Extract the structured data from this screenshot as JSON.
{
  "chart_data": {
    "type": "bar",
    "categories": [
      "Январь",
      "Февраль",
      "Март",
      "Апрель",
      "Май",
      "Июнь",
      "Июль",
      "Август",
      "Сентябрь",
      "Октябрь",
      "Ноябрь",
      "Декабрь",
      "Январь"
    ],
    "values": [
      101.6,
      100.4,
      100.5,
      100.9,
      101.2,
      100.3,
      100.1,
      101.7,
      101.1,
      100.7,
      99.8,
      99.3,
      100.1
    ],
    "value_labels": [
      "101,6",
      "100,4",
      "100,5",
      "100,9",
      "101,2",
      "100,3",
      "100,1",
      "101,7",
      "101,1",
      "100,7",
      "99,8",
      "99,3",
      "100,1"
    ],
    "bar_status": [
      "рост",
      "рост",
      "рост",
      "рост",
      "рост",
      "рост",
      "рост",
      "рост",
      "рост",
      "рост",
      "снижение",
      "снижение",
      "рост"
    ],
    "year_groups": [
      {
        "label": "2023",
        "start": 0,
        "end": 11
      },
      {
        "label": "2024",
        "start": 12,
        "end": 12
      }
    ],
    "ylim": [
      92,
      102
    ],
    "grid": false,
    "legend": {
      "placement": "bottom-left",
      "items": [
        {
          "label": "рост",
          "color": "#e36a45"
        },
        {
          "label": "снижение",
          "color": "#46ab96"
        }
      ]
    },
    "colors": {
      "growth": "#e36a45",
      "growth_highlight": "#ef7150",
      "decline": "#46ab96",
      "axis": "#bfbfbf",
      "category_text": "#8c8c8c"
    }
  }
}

▬▬▬▬▬▬

**Aim of the exercise**
Please restate the records in full, word for word.

**Full response**
Extract the structured data from this screenshot as JSON.
{
  "chart_data": {
    "type": "bar",
    "categories": [
      "Январь",
      "Февраль",
      "Март",
      "Апрель",
      "Май",
      "Июнь",
      "Июль",
      "Август",
      "Сентябрь",
      "Октябрь",
      "Ноябрь",
      "Декабрь",
      "Январь"
    ],
    "values": [
      101.6,
      100.4,
      100.5,
      100.9,
      101.2,
      100.3,
      100.1,
      101.7,
      101.1,
      100.7,
      99.8,
      99.3,
      100.1
    ],
    "value_labels": [
      "101,6",
      "100,4",
      "100,5",
      "100,9",
      "101,2",
      "100,3",
      "100,1",
      "101,7",
      "101,1",
      "100,7",
      "99,8",
      "99,3",
      "100,1"
    ],
    "bar_status": [
      "рост",
      "рост",
      "рост",
      "рост",
      "рост",
      "рост",
      "рост",
      "рост",
      "рост",
      "рост",
      "снижение",
      "снижение",
      "рост"
    ],
    "year_groups": [
      {
        "label": "2023",
        "start": 0,
        "end": 11
      },
      {
        "label": "2024",
        "start": 12,
        "end": 12
      }
    ],
    "ylim": [
      92,
      102
    ],
    "grid": false,
    "legend": {
      "placement": "bottom-left",
      "items": [
        {
          "label": "рост",
          "color": "#e36a45"
        },
        {
          "label": "снижение",
          "color": "#46ab96"
        }
      ]
    },
    "colors": {
      "growth": "#e36a45",
      "growth_highlight": "#ef7150",
      "decline": "#46ab96",
      "axis": "#bfbfbf",
      "category_text": "#8c8c8c"
    }
  }
}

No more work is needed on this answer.